> [Exercise requirements]
The expected answer comprises all lines from the entries that contain the string "Dengue".

Listed entries Start Marker

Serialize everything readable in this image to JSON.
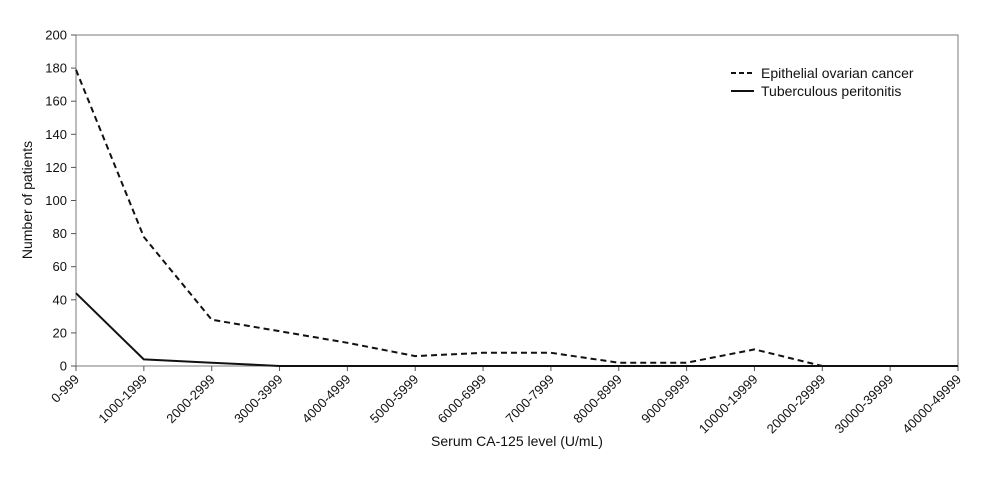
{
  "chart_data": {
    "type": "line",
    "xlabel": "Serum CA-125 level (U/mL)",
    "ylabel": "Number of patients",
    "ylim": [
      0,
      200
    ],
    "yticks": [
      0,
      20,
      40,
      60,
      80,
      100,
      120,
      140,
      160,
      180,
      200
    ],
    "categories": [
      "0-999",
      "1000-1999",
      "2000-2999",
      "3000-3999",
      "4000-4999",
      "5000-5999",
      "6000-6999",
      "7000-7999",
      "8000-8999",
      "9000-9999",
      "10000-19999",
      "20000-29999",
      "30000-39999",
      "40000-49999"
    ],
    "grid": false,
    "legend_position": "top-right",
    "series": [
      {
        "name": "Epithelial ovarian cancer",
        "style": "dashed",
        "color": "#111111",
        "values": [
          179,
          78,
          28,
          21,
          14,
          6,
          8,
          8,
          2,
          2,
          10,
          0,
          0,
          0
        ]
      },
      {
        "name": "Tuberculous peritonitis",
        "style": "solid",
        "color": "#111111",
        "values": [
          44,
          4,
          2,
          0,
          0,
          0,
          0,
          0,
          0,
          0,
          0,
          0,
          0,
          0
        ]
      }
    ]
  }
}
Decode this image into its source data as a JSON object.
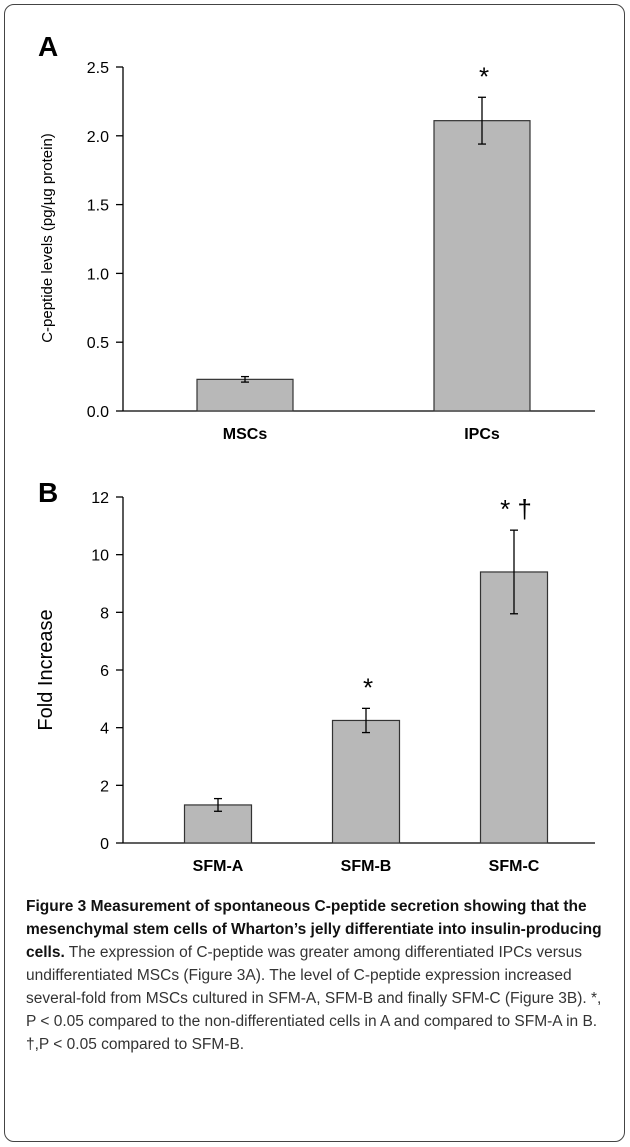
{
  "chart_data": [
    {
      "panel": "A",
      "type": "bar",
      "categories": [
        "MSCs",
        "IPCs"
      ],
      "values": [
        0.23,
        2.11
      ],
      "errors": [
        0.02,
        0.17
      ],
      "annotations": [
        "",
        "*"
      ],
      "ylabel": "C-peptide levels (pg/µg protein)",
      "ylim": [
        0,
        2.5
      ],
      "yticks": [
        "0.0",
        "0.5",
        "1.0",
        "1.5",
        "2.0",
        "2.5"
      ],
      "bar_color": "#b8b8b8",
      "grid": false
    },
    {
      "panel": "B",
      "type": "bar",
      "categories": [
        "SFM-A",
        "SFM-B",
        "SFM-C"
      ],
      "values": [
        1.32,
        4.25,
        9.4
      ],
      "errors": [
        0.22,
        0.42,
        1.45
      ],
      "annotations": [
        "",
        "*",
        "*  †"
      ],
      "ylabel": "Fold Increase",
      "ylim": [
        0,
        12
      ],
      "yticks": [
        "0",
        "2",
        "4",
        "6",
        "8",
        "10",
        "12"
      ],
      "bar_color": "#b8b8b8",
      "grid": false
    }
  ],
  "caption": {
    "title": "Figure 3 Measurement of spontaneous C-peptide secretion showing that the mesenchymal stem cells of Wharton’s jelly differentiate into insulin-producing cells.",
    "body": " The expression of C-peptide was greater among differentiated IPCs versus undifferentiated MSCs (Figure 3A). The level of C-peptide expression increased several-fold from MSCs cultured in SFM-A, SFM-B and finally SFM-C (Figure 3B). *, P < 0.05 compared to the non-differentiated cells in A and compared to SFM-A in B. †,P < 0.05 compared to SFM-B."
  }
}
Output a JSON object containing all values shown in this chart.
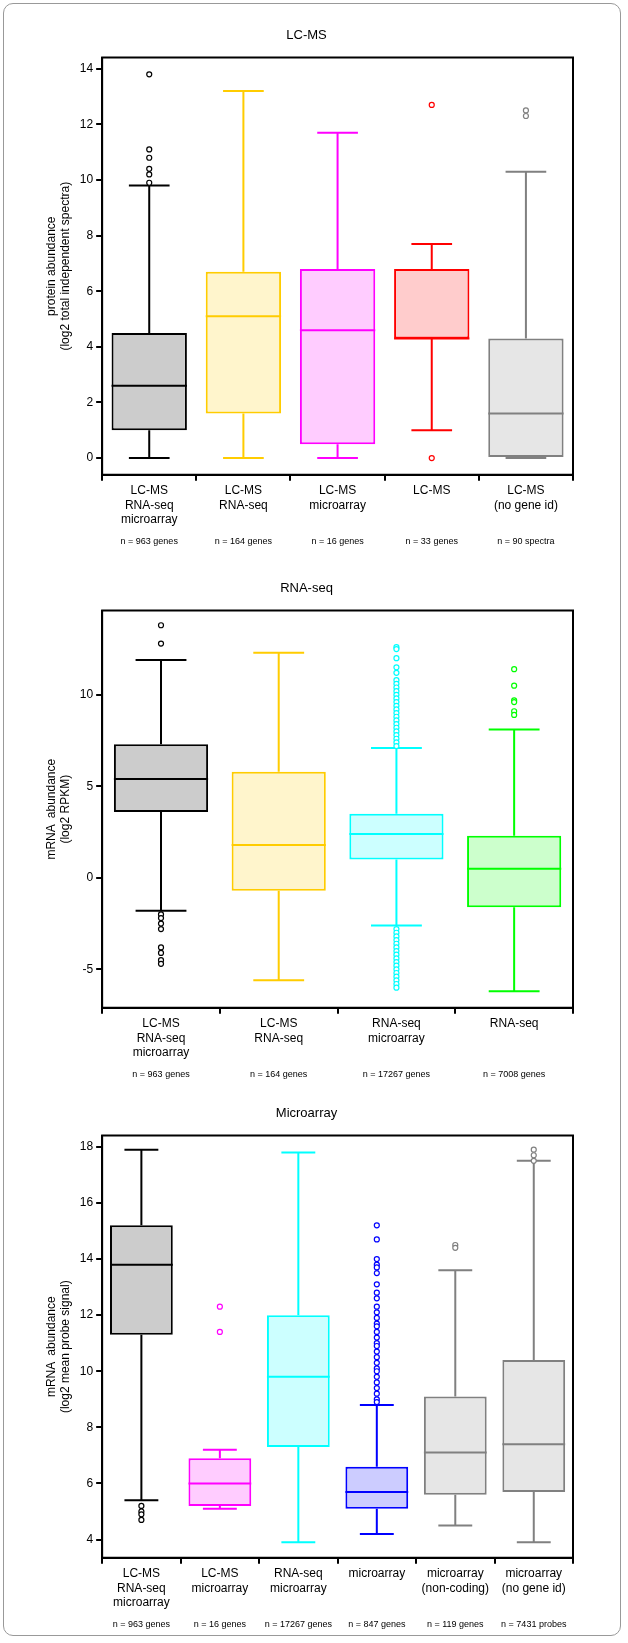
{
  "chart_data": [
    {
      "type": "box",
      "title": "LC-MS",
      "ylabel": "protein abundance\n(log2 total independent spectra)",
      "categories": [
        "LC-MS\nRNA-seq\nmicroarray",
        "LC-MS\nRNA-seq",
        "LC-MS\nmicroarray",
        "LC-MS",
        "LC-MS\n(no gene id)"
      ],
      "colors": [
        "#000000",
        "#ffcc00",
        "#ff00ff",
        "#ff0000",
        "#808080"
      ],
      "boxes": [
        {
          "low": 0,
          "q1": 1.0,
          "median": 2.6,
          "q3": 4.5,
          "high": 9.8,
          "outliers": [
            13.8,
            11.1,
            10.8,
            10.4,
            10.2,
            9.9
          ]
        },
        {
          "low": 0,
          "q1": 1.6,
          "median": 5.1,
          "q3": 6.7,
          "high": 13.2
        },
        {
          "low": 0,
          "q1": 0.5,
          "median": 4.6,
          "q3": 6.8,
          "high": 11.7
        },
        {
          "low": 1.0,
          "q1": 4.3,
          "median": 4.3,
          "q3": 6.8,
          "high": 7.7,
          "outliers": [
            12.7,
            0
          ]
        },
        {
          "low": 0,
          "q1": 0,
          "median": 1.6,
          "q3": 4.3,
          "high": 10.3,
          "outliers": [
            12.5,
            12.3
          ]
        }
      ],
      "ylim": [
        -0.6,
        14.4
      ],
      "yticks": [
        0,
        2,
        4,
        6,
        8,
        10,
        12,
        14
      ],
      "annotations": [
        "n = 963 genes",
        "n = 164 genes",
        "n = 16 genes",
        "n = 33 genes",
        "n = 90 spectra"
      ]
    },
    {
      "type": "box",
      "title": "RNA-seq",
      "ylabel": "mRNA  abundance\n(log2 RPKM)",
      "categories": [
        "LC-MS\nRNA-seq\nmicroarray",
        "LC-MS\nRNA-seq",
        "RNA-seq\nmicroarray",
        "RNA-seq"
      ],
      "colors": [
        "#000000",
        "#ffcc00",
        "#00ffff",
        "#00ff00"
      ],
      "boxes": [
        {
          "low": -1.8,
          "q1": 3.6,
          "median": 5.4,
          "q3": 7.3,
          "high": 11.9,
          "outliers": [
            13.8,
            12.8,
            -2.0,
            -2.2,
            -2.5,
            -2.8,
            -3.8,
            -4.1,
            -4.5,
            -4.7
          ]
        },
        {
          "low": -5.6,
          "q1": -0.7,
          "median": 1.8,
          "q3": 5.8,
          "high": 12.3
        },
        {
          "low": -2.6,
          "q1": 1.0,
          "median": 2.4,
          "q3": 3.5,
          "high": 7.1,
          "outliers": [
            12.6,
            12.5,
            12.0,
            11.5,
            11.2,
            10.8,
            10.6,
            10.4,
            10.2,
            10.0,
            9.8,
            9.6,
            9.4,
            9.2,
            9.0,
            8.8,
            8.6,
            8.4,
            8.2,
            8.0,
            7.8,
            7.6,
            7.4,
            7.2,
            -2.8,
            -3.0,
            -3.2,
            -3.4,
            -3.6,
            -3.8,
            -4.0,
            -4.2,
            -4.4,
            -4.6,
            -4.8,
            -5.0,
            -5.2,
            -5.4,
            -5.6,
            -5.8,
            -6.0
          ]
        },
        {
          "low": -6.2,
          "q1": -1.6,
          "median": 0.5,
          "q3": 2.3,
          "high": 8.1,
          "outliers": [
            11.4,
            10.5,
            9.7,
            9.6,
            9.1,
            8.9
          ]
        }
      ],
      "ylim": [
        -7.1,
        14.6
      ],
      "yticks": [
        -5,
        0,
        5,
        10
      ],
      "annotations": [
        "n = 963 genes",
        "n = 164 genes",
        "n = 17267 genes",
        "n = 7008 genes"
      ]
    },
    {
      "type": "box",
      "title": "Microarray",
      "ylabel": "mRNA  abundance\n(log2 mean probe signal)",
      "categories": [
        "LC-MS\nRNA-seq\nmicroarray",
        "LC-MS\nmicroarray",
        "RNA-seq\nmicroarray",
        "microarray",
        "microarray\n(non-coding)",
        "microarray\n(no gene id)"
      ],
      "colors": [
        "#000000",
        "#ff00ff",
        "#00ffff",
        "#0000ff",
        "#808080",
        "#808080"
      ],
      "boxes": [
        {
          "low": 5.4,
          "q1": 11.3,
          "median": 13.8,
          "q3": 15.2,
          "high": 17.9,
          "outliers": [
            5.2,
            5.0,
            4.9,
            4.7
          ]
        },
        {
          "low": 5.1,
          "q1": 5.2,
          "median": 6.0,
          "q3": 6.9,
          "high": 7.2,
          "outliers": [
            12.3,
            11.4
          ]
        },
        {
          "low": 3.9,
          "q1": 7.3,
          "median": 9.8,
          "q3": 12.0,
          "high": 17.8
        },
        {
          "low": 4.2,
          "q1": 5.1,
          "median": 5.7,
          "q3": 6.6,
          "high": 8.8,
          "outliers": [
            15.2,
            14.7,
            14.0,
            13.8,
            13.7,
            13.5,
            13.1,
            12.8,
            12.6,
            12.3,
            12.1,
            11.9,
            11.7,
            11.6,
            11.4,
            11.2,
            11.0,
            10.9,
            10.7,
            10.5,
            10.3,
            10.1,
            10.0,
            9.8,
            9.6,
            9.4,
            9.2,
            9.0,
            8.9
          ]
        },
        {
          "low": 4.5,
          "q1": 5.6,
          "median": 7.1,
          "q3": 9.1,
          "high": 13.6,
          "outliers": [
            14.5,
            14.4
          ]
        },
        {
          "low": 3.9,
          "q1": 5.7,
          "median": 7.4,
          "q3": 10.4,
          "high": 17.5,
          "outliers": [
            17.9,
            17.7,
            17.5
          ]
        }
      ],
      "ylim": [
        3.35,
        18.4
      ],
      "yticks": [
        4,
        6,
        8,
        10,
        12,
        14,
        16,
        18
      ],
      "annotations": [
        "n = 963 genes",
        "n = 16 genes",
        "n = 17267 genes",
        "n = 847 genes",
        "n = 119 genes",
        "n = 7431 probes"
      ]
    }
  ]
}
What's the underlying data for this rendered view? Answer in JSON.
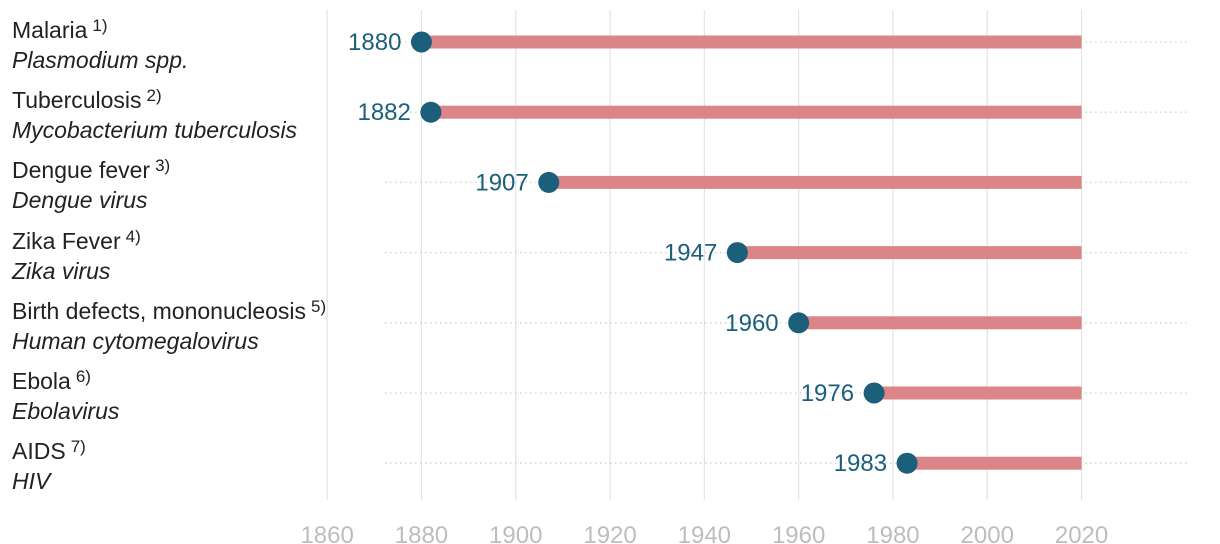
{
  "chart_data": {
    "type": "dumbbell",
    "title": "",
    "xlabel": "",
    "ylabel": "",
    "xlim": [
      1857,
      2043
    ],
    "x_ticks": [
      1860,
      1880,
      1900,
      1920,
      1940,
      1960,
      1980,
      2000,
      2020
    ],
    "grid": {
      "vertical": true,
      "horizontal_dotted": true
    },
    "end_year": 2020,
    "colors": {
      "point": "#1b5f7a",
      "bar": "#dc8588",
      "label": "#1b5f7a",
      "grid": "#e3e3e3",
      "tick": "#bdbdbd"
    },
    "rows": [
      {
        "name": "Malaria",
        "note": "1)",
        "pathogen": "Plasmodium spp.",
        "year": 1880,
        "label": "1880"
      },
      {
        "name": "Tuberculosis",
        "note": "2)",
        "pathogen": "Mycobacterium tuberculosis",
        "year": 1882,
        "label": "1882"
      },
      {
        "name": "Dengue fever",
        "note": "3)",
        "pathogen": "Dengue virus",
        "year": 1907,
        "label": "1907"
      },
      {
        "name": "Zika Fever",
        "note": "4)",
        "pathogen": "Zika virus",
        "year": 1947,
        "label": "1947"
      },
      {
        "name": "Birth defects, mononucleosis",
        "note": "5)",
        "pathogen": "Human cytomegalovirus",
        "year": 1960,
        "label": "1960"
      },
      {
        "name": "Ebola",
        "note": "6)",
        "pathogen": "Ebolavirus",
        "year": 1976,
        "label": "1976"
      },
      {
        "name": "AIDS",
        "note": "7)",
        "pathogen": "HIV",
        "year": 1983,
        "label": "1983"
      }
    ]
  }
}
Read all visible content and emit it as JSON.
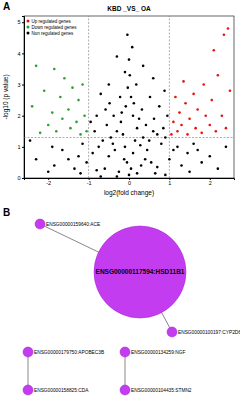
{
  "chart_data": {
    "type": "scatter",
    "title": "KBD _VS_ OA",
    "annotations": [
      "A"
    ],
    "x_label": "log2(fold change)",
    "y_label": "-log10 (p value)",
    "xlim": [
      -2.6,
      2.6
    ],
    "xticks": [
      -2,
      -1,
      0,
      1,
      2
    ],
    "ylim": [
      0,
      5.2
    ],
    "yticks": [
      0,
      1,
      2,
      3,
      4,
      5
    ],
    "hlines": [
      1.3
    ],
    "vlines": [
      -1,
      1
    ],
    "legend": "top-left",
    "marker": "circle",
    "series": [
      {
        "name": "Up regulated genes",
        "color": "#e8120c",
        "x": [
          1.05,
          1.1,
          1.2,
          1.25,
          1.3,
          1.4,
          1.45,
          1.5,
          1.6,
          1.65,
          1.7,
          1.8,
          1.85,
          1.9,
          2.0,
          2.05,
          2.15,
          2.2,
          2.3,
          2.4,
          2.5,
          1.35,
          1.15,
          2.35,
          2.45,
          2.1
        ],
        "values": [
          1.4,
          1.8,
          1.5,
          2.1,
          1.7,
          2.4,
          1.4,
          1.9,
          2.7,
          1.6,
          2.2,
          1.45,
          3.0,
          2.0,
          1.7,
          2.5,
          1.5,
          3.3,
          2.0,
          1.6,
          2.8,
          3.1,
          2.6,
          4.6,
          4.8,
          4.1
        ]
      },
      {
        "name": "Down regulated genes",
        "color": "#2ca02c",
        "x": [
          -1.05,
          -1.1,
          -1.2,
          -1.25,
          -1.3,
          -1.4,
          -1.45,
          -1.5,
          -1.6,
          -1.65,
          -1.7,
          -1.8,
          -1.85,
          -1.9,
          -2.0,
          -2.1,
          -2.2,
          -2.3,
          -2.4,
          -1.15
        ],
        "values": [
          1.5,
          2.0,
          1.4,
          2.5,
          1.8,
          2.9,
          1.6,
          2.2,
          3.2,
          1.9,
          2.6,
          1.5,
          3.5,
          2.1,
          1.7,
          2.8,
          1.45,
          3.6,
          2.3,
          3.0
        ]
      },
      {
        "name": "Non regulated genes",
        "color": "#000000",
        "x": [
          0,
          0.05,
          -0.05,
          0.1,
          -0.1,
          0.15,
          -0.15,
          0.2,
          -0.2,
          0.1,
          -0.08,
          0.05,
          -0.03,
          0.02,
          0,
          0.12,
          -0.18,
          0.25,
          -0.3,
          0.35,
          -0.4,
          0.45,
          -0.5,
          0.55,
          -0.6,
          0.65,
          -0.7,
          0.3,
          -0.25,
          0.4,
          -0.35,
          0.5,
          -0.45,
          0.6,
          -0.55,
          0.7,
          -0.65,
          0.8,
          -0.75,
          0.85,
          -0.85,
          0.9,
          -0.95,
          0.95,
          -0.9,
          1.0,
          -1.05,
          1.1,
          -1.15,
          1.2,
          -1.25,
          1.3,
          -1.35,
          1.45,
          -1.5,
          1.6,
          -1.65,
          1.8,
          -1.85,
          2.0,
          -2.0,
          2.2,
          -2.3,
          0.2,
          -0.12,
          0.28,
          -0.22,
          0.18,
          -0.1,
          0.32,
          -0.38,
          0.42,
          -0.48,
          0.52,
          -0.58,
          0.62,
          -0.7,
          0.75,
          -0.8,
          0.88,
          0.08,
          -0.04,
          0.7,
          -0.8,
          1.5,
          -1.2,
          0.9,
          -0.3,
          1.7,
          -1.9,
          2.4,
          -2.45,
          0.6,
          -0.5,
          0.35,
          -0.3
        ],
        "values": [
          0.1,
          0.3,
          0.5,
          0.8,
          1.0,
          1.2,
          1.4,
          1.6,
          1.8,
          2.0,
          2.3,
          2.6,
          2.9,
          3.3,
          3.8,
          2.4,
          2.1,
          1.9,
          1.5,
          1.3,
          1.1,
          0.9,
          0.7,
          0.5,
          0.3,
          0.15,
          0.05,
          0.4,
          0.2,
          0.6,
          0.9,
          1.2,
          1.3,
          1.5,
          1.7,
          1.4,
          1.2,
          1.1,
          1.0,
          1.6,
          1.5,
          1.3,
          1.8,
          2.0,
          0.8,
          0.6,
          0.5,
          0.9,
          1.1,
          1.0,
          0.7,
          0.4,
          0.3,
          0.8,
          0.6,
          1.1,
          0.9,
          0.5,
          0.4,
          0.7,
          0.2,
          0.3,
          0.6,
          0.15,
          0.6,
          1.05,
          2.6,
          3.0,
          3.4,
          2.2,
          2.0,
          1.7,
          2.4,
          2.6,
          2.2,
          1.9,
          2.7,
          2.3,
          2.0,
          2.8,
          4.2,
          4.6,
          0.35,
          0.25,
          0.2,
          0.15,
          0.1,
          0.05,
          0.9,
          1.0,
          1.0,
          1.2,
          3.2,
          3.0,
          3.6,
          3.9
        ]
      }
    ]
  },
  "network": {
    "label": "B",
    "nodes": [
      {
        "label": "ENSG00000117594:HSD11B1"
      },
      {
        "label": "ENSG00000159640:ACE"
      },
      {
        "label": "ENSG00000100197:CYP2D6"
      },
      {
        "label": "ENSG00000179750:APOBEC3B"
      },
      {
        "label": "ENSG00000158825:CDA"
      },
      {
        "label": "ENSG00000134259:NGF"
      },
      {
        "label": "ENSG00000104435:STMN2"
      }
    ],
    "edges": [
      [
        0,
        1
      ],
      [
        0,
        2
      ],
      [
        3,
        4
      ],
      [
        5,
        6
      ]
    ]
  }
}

Listed entries End Marker

> [The completed task]
        "name": "Dengue fever",
        "pathogen": "Dengue virus",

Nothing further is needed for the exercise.